> _TASK INSTRUCTIONS_
Quote the full listing word for word.

════

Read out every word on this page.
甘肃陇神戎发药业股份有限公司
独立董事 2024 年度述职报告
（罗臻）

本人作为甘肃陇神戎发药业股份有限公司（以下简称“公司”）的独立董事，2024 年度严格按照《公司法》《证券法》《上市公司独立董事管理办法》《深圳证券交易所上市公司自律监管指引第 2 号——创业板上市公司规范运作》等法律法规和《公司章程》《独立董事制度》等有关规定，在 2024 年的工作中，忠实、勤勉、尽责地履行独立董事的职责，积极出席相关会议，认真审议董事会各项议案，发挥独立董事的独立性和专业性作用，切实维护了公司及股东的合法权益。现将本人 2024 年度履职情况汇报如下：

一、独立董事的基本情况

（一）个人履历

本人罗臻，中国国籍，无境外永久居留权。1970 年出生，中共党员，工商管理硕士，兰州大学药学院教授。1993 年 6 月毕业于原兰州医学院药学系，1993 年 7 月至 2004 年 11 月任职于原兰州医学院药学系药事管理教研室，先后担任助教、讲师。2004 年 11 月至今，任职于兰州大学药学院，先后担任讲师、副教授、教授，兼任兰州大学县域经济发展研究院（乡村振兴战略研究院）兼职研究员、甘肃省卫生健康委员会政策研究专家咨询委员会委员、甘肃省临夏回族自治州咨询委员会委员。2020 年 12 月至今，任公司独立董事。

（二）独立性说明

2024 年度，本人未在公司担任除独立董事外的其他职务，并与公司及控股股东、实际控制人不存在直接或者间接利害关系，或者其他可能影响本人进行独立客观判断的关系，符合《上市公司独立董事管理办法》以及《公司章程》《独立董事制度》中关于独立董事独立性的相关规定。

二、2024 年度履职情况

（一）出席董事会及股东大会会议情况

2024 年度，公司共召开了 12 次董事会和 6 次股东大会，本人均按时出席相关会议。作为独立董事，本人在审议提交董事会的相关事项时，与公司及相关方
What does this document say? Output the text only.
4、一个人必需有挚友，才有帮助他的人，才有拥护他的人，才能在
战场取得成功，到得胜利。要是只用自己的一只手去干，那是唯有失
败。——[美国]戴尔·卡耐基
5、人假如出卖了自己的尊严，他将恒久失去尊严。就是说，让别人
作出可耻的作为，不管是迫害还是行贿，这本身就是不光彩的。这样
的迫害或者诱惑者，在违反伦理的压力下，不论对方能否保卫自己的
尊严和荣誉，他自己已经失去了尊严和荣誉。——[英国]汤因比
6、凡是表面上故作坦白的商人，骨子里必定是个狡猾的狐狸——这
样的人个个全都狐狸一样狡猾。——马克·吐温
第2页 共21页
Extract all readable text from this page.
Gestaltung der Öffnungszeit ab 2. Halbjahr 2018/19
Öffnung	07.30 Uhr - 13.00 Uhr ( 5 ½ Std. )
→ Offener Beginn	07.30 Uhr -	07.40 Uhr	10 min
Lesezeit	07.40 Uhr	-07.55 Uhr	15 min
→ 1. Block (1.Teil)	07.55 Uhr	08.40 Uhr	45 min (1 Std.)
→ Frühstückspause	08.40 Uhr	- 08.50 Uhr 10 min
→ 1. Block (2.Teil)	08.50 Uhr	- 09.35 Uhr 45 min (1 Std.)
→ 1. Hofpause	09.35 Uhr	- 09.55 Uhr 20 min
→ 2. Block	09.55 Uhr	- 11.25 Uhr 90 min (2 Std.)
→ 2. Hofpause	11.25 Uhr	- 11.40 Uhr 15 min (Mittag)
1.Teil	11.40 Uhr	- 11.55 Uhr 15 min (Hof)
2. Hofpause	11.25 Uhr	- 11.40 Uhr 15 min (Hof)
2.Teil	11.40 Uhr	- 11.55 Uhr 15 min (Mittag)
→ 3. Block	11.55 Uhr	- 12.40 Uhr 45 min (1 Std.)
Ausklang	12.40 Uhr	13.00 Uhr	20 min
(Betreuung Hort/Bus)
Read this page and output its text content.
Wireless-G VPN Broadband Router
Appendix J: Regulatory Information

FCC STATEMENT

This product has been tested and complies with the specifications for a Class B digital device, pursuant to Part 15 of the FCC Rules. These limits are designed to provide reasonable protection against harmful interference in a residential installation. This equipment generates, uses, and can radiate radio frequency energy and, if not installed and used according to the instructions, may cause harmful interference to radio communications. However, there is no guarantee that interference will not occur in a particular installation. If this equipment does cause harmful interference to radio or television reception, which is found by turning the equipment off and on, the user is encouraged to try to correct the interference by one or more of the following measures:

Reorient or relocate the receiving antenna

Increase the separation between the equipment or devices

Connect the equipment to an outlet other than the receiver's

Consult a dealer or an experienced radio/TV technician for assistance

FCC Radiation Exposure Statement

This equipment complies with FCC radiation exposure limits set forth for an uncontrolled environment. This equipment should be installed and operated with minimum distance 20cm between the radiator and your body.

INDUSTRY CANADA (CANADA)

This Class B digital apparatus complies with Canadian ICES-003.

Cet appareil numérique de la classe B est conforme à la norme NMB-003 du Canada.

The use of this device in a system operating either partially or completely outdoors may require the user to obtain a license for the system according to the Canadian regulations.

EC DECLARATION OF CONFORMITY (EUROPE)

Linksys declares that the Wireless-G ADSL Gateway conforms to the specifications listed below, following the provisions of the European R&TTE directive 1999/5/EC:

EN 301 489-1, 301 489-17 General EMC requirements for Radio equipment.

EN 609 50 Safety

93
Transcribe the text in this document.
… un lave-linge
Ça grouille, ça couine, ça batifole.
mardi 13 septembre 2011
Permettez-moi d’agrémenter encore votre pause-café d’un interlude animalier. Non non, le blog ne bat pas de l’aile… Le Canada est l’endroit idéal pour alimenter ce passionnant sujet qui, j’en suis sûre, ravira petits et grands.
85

════

> _TASK ANSWER_
Read out every word on this page.
甘肃陇神戎发药业股份有限公司
独立董事 2024 年度述职报告
（罗臻）

本人作为甘肃陇神戎发药业股份有限公司（以下简称“公司”）的独立董事，2024 年度严格按照《公司法》《证券法》《上市公司独立董事管理办法》《深圳证券交易所上市公司自律监管指引第 2 号——创业板上市公司规范运作》等法律法规和《公司章程》《独立董事制度》等有关规定，在 2024 年的工作中，忠实、勤勉、尽责地履行独立董事的职责，积极出席相关会议，认真审议董事会各项议案，发挥独立董事的独立性和专业性作用，切实维护了公司及股东的合法权益。现将本人 2024 年度履职情况汇报如下：

一、独立董事的基本情况

（一）个人履历

本人罗臻，中国国籍，无境外永久居留权。1970 年出生，中共党员，工商管理硕士，兰州大学药学院教授。1993 年 6 月毕业于原兰州医学院药学系，1993 年 7 月至 2004 年 11 月任职于原兰州医学院药学系药事管理教研室，先后担任助教、讲师。2004 年 11 月至今，任职于兰州大学药学院，先后担任讲师、副教授、教授，兼任兰州大学县域经济发展研究院（乡村振兴战略研究院）兼职研究员、甘肃省卫生健康委员会政策研究专家咨询委员会委员、甘肃省临夏回族自治州咨询委员会委员。2020 年 12 月至今，任公司独立董事。

（二）独立性说明

2024 年度，本人未在公司担任除独立董事外的其他职务，并与公司及控股股东、实际控制人不存在直接或者间接利害关系，或者其他可能影响本人进行独立客观判断的关系，符合《上市公司独立董事管理办法》以及《公司章程》《独立董事制度》中关于独立董事独立性的相关规定。

二、2024 年度履职情况

（一）出席董事会及股东大会会议情况

2024 年度，公司共召开了 12 次董事会和 6 次股东大会，本人均按时出席相关会议。作为独立董事，本人在审议提交董事会的相关事项时，与公司及相关方
What does this document say? Output the text only.
4、一个人必需有挚友，才有帮助他的人，才有拥护他的人，才能在
战场取得成功，到得胜利。要是只用自己的一只手去干，那是唯有失
败。——[美国]戴尔·卡耐基
5、人假如出卖了自己的尊严，他将恒久失去尊严。就是说，让别人
作出可耻的作为，不管是迫害还是行贿，这本身就是不光彩的。这样
的迫害或者诱惑者，在违反伦理的压力下，不论对方能否保卫自己的
尊严和荣誉，他自己已经失去了尊严和荣誉。——[英国]汤因比
6、凡是表面上故作坦白的商人，骨子里必定是个狡猾的狐狸——这
样的人个个全都狐狸一样狡猾。——马克·吐温
第2页 共21页
Extract all readable text from this page.
Gestaltung der Öffnungszeit ab 2. Halbjahr 2018/19
Öffnung	07.30 Uhr - 13.00 Uhr ( 5 ½ Std. )
→ Offener Beginn	07.30 Uhr -	07.40 Uhr	10 min
Lesezeit	07.40 Uhr	-07.55 Uhr	15 min
→ 1. Block (1.Teil)	07.55 Uhr	08.40 Uhr	45 min (1 Std.)
→ Frühstückspause	08.40 Uhr	- 08.50 Uhr 10 min
→ 1. Block (2.Teil)	08.50 Uhr	- 09.35 Uhr 45 min (1 Std.)
→ 1. Hofpause	09.35 Uhr	- 09.55 Uhr 20 min
→ 2. Block	09.55 Uhr	- 11.25 Uhr 90 min (2 Std.)
→ 2. Hofpause	11.25 Uhr	- 11.40 Uhr 15 min (Mittag)
1.Teil	11.40 Uhr	- 11.55 Uhr 15 min (Hof)
2. Hofpause	11.25 Uhr	- 11.40 Uhr 15 min (Hof)
2.Teil	11.40 Uhr	- 11.55 Uhr 15 min (Mittag)
→ 3. Block	11.55 Uhr	- 12.40 Uhr 45 min (1 Std.)
Ausklang	12.40 Uhr	13.00 Uhr	20 min
(Betreuung Hort/Bus)
Read this page and output its text content.
Wireless-G VPN Broadband Router
Appendix J: Regulatory Information

FCC STATEMENT

This product has been tested and complies with the specifications for a Class B digital device, pursuant to Part 15 of the FCC Rules. These limits are designed to provide reasonable protection against harmful interference in a residential installation. This equipment generates, uses, and can radiate radio frequency energy and, if not installed and used according to the instructions, may cause harmful interference to radio communications. However, there is no guarantee that interference will not occur in a particular installation. If this equipment does cause harmful interference to radio or television reception, which is found by turning the equipment off and on, the user is encouraged to try to correct the interference by one or more of the following measures:

Reorient or relocate the receiving antenna

Increase the separation between the equipment or devices

Connect the equipment to an outlet other than the receiver's

Consult a dealer or an experienced radio/TV technician for assistance

FCC Radiation Exposure Statement

This equipment complies with FCC radiation exposure limits set forth for an uncontrolled environment. This equipment should be installed and operated with minimum distance 20cm between the radiator and your body.

INDUSTRY CANADA (CANADA)

This Class B digital apparatus complies with Canadian ICES-003.

Cet appareil numérique de la classe B est conforme à la norme NMB-003 du Canada.

The use of this device in a system operating either partially or completely outdoors may require the user to obtain a license for the system according to the Canadian regulations.

EC DECLARATION OF CONFORMITY (EUROPE)

Linksys declares that the Wireless-G ADSL Gateway conforms to the specifications listed below, following the provisions of the European R&TTE directive 1999/5/EC:

EN 301 489-1, 301 489-17 General EMC requirements for Radio equipment.

EN 609 50 Safety

93
Transcribe the text in this document.
… un lave-linge
Ça grouille, ça couine, ça batifole.
mardi 13 septembre 2011
Permettez-moi d’agrémenter encore votre pause-café d’un interlude animalier. Non non, le blog ne bat pas de l’aile… Le Canada est l’endroit idéal pour alimenter ce passionnant sujet qui, j’en suis sûre, ravira petits et grands.
85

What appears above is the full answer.